> _Problem_:
What is the number of lines holding the word "chargé"? Give that number alone.

> _Items_:
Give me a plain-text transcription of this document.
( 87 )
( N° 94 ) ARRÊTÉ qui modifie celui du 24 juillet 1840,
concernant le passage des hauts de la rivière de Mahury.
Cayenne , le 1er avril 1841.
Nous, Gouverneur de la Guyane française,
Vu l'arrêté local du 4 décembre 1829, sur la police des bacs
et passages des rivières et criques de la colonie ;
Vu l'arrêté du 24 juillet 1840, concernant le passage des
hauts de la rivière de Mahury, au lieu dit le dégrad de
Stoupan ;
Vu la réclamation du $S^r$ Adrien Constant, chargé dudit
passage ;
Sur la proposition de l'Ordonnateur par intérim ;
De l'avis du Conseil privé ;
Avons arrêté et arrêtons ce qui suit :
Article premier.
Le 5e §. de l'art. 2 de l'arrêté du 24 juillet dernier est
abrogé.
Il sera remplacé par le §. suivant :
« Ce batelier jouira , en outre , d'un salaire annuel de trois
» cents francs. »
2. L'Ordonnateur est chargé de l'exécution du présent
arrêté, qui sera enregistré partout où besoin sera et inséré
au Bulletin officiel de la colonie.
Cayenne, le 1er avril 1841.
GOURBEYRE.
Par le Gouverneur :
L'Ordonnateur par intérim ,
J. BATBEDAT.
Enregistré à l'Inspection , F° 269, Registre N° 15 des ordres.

> _Exercise solution_:
2